Data rows =>
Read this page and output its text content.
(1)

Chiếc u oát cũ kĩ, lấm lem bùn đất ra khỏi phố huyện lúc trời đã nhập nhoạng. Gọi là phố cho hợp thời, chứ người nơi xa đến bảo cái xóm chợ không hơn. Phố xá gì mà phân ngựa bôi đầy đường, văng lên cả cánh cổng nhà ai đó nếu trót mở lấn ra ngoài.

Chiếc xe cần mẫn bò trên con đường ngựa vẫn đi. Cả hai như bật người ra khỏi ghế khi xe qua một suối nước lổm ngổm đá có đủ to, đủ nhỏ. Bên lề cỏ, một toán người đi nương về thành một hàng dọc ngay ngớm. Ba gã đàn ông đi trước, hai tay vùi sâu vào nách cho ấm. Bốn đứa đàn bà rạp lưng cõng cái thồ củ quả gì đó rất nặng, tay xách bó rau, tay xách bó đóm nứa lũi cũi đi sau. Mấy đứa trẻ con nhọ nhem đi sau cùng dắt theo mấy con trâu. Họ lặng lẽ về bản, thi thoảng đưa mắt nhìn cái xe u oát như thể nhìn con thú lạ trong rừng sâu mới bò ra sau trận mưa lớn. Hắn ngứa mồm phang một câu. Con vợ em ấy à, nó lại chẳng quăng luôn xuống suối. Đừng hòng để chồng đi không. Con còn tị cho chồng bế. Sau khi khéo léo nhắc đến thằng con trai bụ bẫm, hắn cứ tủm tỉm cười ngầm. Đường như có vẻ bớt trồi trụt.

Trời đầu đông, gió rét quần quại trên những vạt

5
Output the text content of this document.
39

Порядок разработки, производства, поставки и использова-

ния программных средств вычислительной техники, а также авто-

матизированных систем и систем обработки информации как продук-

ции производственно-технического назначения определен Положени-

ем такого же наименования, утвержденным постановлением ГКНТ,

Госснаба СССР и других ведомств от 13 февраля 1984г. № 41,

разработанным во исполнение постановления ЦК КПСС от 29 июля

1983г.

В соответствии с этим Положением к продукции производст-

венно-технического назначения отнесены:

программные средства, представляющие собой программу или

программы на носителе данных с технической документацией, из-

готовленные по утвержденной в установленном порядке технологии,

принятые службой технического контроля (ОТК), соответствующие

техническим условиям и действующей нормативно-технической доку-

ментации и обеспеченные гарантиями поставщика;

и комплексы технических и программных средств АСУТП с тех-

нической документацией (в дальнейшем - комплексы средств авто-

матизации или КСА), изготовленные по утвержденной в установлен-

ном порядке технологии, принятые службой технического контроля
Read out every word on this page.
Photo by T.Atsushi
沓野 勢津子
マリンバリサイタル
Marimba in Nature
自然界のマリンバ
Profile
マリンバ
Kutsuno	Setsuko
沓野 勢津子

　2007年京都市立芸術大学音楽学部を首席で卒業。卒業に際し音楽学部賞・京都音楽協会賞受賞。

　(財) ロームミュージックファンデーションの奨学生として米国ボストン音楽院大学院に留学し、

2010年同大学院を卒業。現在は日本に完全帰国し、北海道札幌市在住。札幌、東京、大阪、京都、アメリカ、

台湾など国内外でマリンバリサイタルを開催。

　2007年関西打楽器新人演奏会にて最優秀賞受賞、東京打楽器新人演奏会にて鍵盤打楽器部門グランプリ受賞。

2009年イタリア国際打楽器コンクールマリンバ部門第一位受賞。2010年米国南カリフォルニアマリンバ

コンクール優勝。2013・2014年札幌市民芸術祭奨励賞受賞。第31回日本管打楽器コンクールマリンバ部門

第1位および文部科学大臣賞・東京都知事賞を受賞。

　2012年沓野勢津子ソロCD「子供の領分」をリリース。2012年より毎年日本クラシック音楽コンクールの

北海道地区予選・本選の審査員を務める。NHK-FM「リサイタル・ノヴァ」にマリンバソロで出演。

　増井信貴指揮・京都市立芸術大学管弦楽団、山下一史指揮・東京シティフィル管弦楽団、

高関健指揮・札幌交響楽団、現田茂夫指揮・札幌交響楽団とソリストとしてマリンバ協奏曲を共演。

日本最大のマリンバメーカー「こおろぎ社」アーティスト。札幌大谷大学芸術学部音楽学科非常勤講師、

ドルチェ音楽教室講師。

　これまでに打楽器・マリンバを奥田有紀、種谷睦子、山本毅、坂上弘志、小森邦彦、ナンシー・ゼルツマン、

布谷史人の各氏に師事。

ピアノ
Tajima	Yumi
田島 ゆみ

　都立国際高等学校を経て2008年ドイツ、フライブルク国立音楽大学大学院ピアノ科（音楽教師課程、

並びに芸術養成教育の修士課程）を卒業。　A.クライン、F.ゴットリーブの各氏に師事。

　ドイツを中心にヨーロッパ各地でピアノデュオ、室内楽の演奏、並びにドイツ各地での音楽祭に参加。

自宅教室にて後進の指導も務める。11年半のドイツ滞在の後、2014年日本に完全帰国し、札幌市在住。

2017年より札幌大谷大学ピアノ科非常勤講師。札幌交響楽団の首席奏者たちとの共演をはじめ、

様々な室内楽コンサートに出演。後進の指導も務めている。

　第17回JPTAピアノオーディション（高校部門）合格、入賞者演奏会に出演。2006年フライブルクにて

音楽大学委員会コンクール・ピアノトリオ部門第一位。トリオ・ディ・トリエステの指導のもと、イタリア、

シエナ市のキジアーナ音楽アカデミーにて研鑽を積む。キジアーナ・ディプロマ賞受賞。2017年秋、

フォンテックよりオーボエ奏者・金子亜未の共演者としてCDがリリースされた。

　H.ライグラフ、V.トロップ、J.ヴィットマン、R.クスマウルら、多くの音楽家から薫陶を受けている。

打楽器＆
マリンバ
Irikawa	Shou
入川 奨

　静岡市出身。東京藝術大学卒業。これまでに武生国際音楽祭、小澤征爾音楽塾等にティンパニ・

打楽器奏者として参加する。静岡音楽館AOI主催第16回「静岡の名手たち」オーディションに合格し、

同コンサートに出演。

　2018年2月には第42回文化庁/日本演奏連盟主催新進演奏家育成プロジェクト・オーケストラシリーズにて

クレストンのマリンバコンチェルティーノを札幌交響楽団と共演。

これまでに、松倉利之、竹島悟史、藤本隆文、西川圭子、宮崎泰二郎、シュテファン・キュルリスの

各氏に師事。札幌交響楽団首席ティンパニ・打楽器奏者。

What you have to do => List all lines where "người" occurs.

Expected answer =>
Chiếc u oát cũ kĩ, lấm lem bùn đất ra khỏi phố huyện lúc trời đã nhập nhoạng. Gọi là phố cho hợp thời, chứ người nơi xa đến bảo cái xóm chợ không hơn. Phố xá gì mà phân ngựa bôi đầy đường, văng lên cả cánh cổng nhà ai đó nếu trót mở lấn ra ngoài.
Chiếc xe cần mẫn bò trên con đường ngựa vẫn đi. Cả hai như bật người ra khỏi ghế khi xe qua một suối nước lổm ngổm đá có đủ to, đủ nhỏ. Bên lề cỏ, một toán người đi nương về thành một hàng dọc ngay ngớm. Ba gã đàn ông đi trước, hai tay vùi sâu vào nách cho ấm. Bốn đứa đàn bà rạp lưng cõng cái thồ củ quả gì đó rất nặng, tay xách bó rau, tay xách bó đóm nứa lũi cũi đi sau. Mấy đứa trẻ con nhọ nhem đi sau cùng dắt theo mấy con trâu. Họ lặng lẽ về bản, thi thoảng đưa mắt nhìn cái xe u oát như thể nhìn con thú lạ trong rừng sâu mới bò ra sau trận mưa lớn. Hắn ngứa mồm phang một câu. Con vợ em ấy à, nó lại chẳng quăng luôn xuống suối. Đừng hòng để chồng đi không. Con còn tị cho chồng bế. Sau khi khéo léo nhắc đến thằng con trai bụ bẫm, hắn cứ tủm tỉm cười ngầm. Đường như có vẻ bớt trồi trụt.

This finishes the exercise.